AIM
Return each line containing the string "este".

═══ EXTRACTED RECORDS

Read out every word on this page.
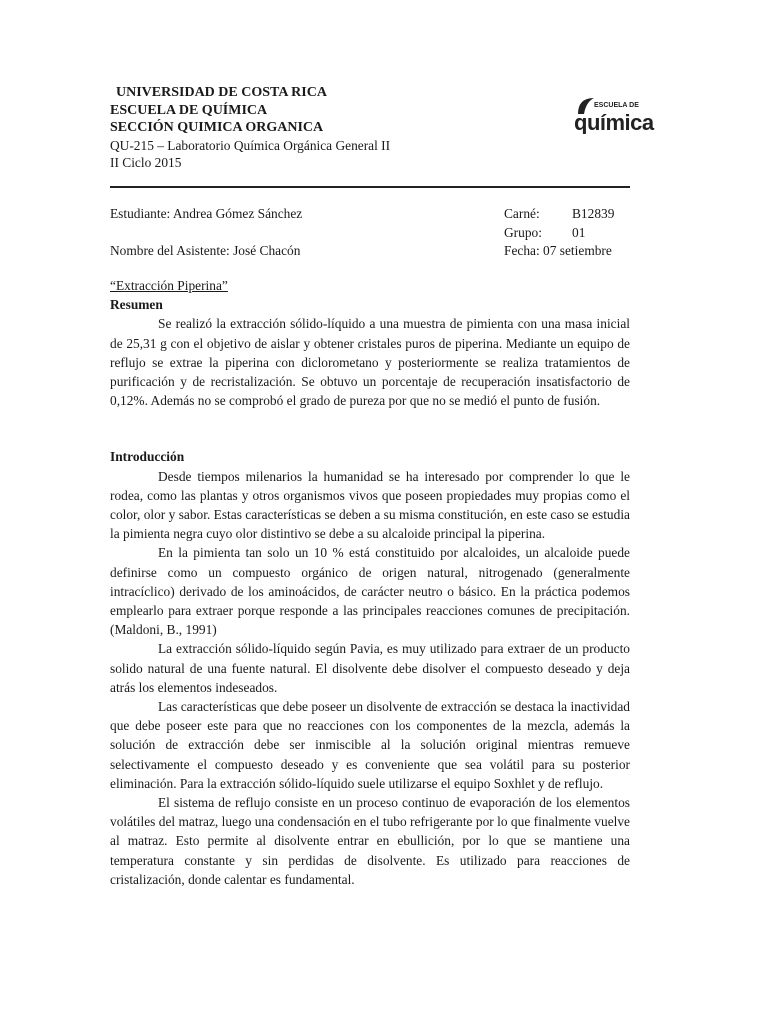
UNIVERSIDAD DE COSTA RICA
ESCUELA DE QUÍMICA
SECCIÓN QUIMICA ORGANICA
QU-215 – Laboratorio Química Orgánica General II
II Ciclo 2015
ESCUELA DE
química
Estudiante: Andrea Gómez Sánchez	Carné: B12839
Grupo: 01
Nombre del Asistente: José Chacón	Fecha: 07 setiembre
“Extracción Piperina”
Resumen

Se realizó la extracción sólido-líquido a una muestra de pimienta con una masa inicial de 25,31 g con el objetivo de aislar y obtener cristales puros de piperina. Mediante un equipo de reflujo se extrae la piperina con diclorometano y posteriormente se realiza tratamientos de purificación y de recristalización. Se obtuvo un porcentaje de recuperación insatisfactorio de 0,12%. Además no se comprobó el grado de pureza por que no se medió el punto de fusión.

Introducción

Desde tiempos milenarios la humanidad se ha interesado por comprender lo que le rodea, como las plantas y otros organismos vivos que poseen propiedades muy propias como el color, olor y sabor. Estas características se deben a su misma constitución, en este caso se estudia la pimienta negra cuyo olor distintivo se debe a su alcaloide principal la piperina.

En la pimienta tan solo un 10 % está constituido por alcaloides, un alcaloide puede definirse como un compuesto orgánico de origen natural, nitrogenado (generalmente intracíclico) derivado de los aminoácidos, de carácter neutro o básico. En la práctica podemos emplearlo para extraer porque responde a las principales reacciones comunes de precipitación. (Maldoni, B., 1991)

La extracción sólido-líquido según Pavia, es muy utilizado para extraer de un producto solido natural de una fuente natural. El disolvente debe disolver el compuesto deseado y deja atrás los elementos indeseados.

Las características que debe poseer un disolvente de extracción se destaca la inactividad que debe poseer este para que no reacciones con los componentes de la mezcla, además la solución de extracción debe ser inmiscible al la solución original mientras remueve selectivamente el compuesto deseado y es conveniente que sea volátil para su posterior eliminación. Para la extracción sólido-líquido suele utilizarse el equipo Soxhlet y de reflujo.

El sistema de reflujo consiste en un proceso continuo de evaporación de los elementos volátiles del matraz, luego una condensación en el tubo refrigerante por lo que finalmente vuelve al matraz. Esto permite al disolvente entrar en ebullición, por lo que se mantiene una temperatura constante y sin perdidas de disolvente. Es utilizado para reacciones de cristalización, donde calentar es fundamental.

══════
═══ EXTRACTED RECORDS

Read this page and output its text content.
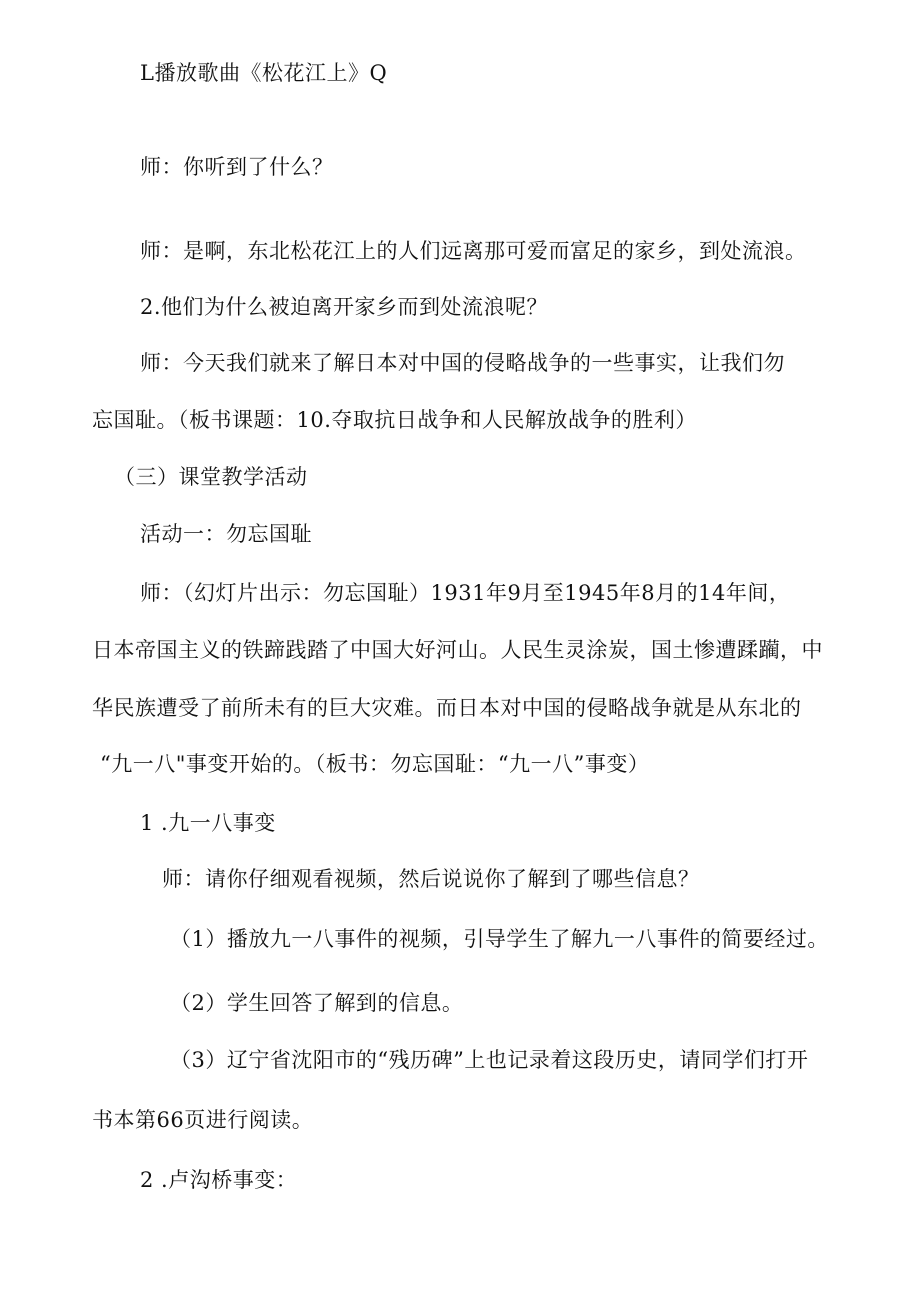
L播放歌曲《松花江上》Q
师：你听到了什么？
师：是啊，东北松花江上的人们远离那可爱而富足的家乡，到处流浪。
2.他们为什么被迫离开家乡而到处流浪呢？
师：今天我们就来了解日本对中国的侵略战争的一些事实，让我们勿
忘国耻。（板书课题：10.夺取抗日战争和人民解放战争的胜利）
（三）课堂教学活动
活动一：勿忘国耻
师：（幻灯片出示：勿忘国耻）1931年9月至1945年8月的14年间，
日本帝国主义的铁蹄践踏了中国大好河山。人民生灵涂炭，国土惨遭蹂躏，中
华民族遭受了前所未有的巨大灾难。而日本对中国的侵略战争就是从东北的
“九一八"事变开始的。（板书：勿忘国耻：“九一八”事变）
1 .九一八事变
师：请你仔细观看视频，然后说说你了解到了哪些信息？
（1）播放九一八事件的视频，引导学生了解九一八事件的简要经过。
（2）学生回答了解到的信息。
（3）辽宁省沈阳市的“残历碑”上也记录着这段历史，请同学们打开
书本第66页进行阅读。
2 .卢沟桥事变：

══════
═══ EXTRACTED RECORDS

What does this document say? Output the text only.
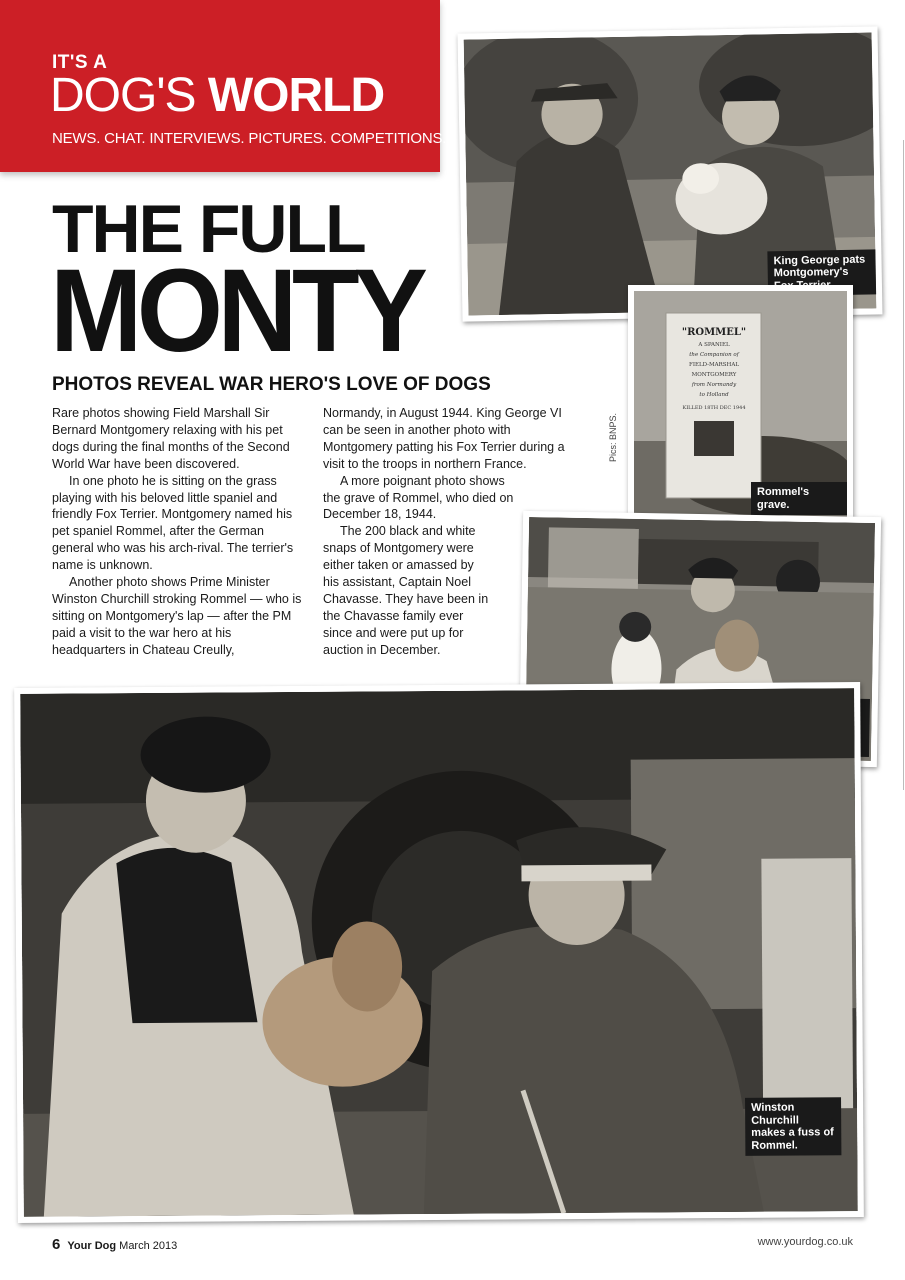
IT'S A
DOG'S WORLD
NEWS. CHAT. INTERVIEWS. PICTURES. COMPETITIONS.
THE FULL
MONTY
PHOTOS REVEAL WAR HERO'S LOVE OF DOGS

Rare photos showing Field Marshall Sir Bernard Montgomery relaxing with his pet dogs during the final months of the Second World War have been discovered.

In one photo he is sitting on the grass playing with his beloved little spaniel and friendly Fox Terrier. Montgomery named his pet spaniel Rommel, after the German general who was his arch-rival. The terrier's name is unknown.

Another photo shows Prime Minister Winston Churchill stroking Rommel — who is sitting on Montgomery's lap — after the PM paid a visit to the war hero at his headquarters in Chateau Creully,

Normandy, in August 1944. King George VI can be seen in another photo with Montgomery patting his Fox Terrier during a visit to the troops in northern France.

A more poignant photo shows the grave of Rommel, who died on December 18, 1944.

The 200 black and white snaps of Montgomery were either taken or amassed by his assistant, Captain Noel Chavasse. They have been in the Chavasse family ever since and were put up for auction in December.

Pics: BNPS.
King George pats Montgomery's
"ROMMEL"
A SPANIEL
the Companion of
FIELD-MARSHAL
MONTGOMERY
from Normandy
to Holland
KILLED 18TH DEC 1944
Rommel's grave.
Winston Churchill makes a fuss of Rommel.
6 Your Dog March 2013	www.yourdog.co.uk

══════

EXERCISE SOLUTION
Desde tiempos milenarios la humanidad se ha interesado por comprender lo que le rodea, como las plantas y otros organismos vivos que poseen propiedades muy propias como el color, olor y sabor. Estas características se deben a su misma constitución, en este caso se estudia la pimienta negra cuyo olor distintivo se debe a su alcaloide principal la piperina.
Las características que debe poseer un disolvente de extracción se destaca la inactividad que debe poseer este para que no reacciones con los componentes de la mezcla, además la solución de extracción debe ser inmiscible al la solución original mientras remueve selectivamente el compuesto deseado y es conveniente que sea volátil para su posterior eliminación. Para la extracción sólido-líquido suele utilizarse el equipo Soxhlet y de reflujo.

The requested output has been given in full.